#### Task inputs ####

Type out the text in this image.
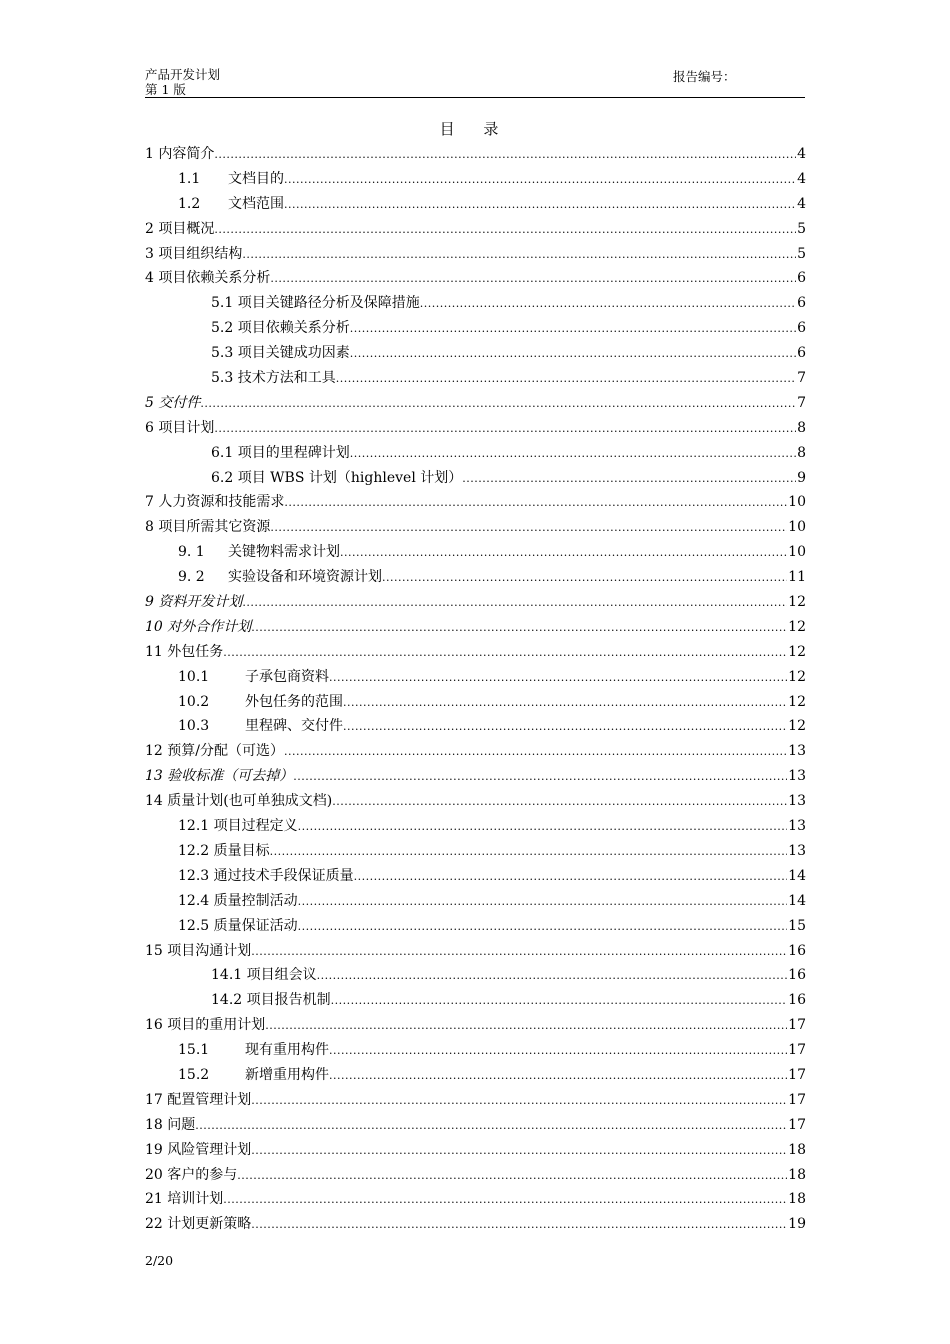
产品开发计划
第 1 版
报告编号：
目 录
1 内容简介 .....	4
1.1	文档目的 .....	4
1.2	文档范围 .....	4
2 项目概况 .....	5
3 项目组织结构 .....	5
4 项目依赖关系分析 .....	6
5.1 项目关键路径分析及保障措施 .....	6
5.2 项目依赖关系分析 .....	6
5.3 项目关键成功因素 .....	6
5.3 技术方法和工具 .....	7
5 交付件 .....	7
6 项目计划 .....	8
6.1 项目的里程碑计划 .....	8
6.2 项目 WBS 计划（highlevel 计划） .....	9
7 人力资源和技能需求 .....	10
8 项目所需其它资源 .....	10
9. 1	关键物料需求计划 .....	10
9. 2	实验设备和环境资源计划 .....	11
9 资料开发计划 .....	12
10 对外合作计划 .....	12
11 外包任务 .....	12
10.1	子承包商资料 .....	12
10.2	外包任务的范围 .....	12
10.3	里程碑、交付件 .....	12
12 预算/分配（可选） .....	13
13 验收标准（可去掉） .....	13
14 质量计划(也可单独成文档) .....	13
12.1 项目过程定义 .....	13
12.2 质量目标 .....	13
12.3 通过技术手段保证质量 .....	14
12.4 质量控制活动 .....	14
12.5 质量保证活动 .....	15
15 项目沟通计划 .....	16
14.1 项目组会议 .....	16
14.2 项目报告机制 .....	16
16 项目的重用计划 .....	17
15.1	现有重用构件 .....	17
15.2	新增重用构件 .....	17
17 配置管理计划 .....	17
18 问题 .....	17
19 风险管理计划 .....	18
20 客户的参与 .....	18
21 培训计划 .....	18
22 计划更新策略 .....	19
2/20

####

◆ Set task ◆
Images in the records should not be copied. Repeat all the rest exactly.

◆ Correct output ◆
Type out the text in this image.
产品开发计划
第 1 版
报告编号：
目 录
1 内容简介 .....	4
1.1	文档目的 .....	4
1.2	文档范围 .....	4
2 项目概况 .....	5
3 项目组织结构 .....	5
4 项目依赖关系分析 .....	6
5.1 项目关键路径分析及保障措施 .....	6
5.2 项目依赖关系分析 .....	6
5.3 项目关键成功因素 .....	6
5.3 技术方法和工具 .....	7
5 交付件 .....	7
6 项目计划 .....	8
6.1 项目的里程碑计划 .....	8
6.2 项目 WBS 计划（highlevel 计划） .....	9
7 人力资源和技能需求 .....	10
8 项目所需其它资源 .....	10
9. 1	关键物料需求计划 .....	10
9. 2	实验设备和环境资源计划 .....	11
9 资料开发计划 .....	12
10 对外合作计划 .....	12
11 外包任务 .....	12
10.1	子承包商资料 .....	12
10.2	外包任务的范围 .....	12
10.3	里程碑、交付件 .....	12
12 预算/分配（可选） .....	13
13 验收标准（可去掉） .....	13
14 质量计划(也可单独成文档) .....	13
12.1 项目过程定义 .....	13
12.2 质量目标 .....	13
12.3 通过技术手段保证质量 .....	14
12.4 质量控制活动 .....	14
12.5 质量保证活动 .....	15
15 项目沟通计划 .....	16
14.1 项目组会议 .....	16
14.2 项目报告机制 .....	16
16 项目的重用计划 .....	17
15.1	现有重用构件 .....	17
15.2	新增重用构件 .....	17
17 配置管理计划 .....	17
18 问题 .....	17
19 风险管理计划 .....	18
20 客户的参与 .....	18
21 培训计划 .....	18
22 计划更新策略 .....	19
2/20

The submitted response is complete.